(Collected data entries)
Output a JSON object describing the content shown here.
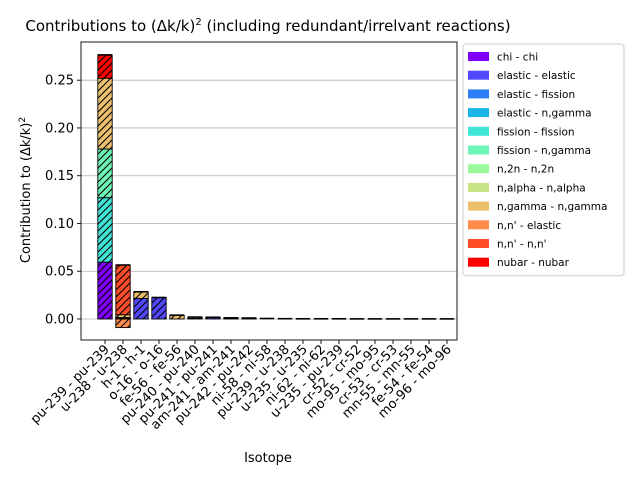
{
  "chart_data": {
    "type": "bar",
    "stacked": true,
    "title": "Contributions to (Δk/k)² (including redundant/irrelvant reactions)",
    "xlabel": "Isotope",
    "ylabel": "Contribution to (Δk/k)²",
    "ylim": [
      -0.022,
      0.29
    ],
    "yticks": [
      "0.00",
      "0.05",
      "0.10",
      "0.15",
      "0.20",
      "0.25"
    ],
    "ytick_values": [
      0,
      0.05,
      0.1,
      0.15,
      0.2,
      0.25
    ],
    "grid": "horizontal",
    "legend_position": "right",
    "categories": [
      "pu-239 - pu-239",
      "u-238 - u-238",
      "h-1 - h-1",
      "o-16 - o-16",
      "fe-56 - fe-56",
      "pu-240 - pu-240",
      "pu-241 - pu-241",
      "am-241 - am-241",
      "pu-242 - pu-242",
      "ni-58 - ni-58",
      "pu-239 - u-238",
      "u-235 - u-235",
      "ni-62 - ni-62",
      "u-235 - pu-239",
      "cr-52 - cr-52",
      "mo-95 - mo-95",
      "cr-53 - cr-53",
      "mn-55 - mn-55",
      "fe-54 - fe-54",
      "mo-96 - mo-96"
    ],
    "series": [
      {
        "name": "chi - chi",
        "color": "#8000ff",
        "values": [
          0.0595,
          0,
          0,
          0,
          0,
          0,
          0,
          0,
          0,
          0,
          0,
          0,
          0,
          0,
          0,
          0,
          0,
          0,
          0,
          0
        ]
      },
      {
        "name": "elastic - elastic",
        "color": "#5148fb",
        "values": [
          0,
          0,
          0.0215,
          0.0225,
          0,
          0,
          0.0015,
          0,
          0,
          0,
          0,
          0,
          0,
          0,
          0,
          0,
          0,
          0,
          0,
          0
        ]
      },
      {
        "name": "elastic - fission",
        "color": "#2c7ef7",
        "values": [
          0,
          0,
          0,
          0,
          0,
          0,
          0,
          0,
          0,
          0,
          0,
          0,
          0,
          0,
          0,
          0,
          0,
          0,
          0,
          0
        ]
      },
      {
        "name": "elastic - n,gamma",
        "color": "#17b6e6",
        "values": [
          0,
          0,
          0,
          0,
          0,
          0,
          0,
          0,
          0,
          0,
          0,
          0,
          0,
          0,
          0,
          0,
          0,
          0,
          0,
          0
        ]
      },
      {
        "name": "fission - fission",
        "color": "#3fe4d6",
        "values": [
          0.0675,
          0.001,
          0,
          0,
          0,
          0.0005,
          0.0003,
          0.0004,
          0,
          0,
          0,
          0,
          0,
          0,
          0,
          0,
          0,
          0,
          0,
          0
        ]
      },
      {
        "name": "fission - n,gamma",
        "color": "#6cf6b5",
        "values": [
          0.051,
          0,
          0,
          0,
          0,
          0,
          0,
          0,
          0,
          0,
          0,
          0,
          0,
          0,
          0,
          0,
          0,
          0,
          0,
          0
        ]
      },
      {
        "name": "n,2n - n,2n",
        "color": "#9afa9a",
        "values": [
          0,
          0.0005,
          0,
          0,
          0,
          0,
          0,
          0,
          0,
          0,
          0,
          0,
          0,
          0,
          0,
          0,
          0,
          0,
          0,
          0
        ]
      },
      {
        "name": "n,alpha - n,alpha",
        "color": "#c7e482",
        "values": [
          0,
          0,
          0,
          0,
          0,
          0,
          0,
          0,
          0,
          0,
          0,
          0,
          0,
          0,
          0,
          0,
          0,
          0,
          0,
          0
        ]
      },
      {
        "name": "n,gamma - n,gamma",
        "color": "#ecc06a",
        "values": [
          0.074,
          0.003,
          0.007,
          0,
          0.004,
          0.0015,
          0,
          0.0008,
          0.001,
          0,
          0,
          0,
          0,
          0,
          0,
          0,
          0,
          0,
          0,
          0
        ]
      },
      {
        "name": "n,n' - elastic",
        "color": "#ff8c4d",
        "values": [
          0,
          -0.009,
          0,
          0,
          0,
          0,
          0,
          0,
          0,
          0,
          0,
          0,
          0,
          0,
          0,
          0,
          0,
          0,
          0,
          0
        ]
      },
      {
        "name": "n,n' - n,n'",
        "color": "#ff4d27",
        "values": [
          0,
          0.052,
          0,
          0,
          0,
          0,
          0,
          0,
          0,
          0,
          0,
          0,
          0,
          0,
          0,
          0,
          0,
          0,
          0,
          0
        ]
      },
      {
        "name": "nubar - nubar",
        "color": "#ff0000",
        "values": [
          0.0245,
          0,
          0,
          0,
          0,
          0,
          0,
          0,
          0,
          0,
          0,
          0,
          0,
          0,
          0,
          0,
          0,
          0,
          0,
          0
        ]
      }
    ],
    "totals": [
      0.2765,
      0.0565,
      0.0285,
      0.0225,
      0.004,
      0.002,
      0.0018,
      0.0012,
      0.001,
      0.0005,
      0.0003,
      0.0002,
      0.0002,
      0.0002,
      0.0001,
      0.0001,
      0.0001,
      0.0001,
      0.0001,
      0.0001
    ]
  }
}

| TASK GOAL |
All of the data above should be quoted exactly, except for the pictures.

| REPLY |
Output a JSON object describing the content shown here.
{
  "chart_data": {
    "type": "bar",
    "stacked": true,
    "title": "Contributions to (Δk/k)² (including redundant/irrelvant reactions)",
    "xlabel": "Isotope",
    "ylabel": "Contribution to (Δk/k)²",
    "ylim": [
      -0.022,
      0.29
    ],
    "yticks": [
      "0.00",
      "0.05",
      "0.10",
      "0.15",
      "0.20",
      "0.25"
    ],
    "ytick_values": [
      0,
      0.05,
      0.1,
      0.15,
      0.2,
      0.25
    ],
    "grid": "horizontal",
    "legend_position": "right",
    "categories": [
      "pu-239 - pu-239",
      "u-238 - u-238",
      "h-1 - h-1",
      "o-16 - o-16",
      "fe-56 - fe-56",
      "pu-240 - pu-240",
      "pu-241 - pu-241",
      "am-241 - am-241",
      "pu-242 - pu-242",
      "ni-58 - ni-58",
      "pu-239 - u-238",
      "u-235 - u-235",
      "ni-62 - ni-62",
      "u-235 - pu-239",
      "cr-52 - cr-52",
      "mo-95 - mo-95",
      "cr-53 - cr-53",
      "mn-55 - mn-55",
      "fe-54 - fe-54",
      "mo-96 - mo-96"
    ],
    "series": [
      {
        "name": "chi - chi",
        "color": "#8000ff",
        "values": [
          0.0595,
          0,
          0,
          0,
          0,
          0,
          0,
          0,
          0,
          0,
          0,
          0,
          0,
          0,
          0,
          0,
          0,
          0,
          0,
          0
        ]
      },
      {
        "name": "elastic - elastic",
        "color": "#5148fb",
        "values": [
          0,
          0,
          0.0215,
          0.0225,
          0,
          0,
          0.0015,
          0,
          0,
          0,
          0,
          0,
          0,
          0,
          0,
          0,
          0,
          0,
          0,
          0
        ]
      },
      {
        "name": "elastic - fission",
        "color": "#2c7ef7",
        "values": [
          0,
          0,
          0,
          0,
          0,
          0,
          0,
          0,
          0,
          0,
          0,
          0,
          0,
          0,
          0,
          0,
          0,
          0,
          0,
          0
        ]
      },
      {
        "name": "elastic - n,gamma",
        "color": "#17b6e6",
        "values": [
          0,
          0,
          0,
          0,
          0,
          0,
          0,
          0,
          0,
          0,
          0,
          0,
          0,
          0,
          0,
          0,
          0,
          0,
          0,
          0
        ]
      },
      {
        "name": "fission - fission",
        "color": "#3fe4d6",
        "values": [
          0.0675,
          0.001,
          0,
          0,
          0,
          0.0005,
          0.0003,
          0.0004,
          0,
          0,
          0,
          0,
          0,
          0,
          0,
          0,
          0,
          0,
          0,
          0
        ]
      },
      {
        "name": "fission - n,gamma",
        "color": "#6cf6b5",
        "values": [
          0.051,
          0,
          0,
          0,
          0,
          0,
          0,
          0,
          0,
          0,
          0,
          0,
          0,
          0,
          0,
          0,
          0,
          0,
          0,
          0
        ]
      },
      {
        "name": "n,2n - n,2n",
        "color": "#9afa9a",
        "values": [
          0,
          0.0005,
          0,
          0,
          0,
          0,
          0,
          0,
          0,
          0,
          0,
          0,
          0,
          0,
          0,
          0,
          0,
          0,
          0,
          0
        ]
      },
      {
        "name": "n,alpha - n,alpha",
        "color": "#c7e482",
        "values": [
          0,
          0,
          0,
          0,
          0,
          0,
          0,
          0,
          0,
          0,
          0,
          0,
          0,
          0,
          0,
          0,
          0,
          0,
          0,
          0
        ]
      },
      {
        "name": "n,gamma - n,gamma",
        "color": "#ecc06a",
        "values": [
          0.074,
          0.003,
          0.007,
          0,
          0.004,
          0.0015,
          0,
          0.0008,
          0.001,
          0,
          0,
          0,
          0,
          0,
          0,
          0,
          0,
          0,
          0,
          0
        ]
      },
      {
        "name": "n,n' - elastic",
        "color": "#ff8c4d",
        "values": [
          0,
          -0.009,
          0,
          0,
          0,
          0,
          0,
          0,
          0,
          0,
          0,
          0,
          0,
          0,
          0,
          0,
          0,
          0,
          0,
          0
        ]
      },
      {
        "name": "n,n' - n,n'",
        "color": "#ff4d27",
        "values": [
          0,
          0.052,
          0,
          0,
          0,
          0,
          0,
          0,
          0,
          0,
          0,
          0,
          0,
          0,
          0,
          0,
          0,
          0,
          0,
          0
        ]
      },
      {
        "name": "nubar - nubar",
        "color": "#ff0000",
        "values": [
          0.0245,
          0,
          0,
          0,
          0,
          0,
          0,
          0,
          0,
          0,
          0,
          0,
          0,
          0,
          0,
          0,
          0,
          0,
          0,
          0
        ]
      }
    ],
    "totals": [
      0.2765,
      0.0565,
      0.0285,
      0.0225,
      0.004,
      0.002,
      0.0018,
      0.0012,
      0.001,
      0.0005,
      0.0003,
      0.0002,
      0.0002,
      0.0002,
      0.0001,
      0.0001,
      0.0001,
      0.0001,
      0.0001,
      0.0001
    ]
  }
}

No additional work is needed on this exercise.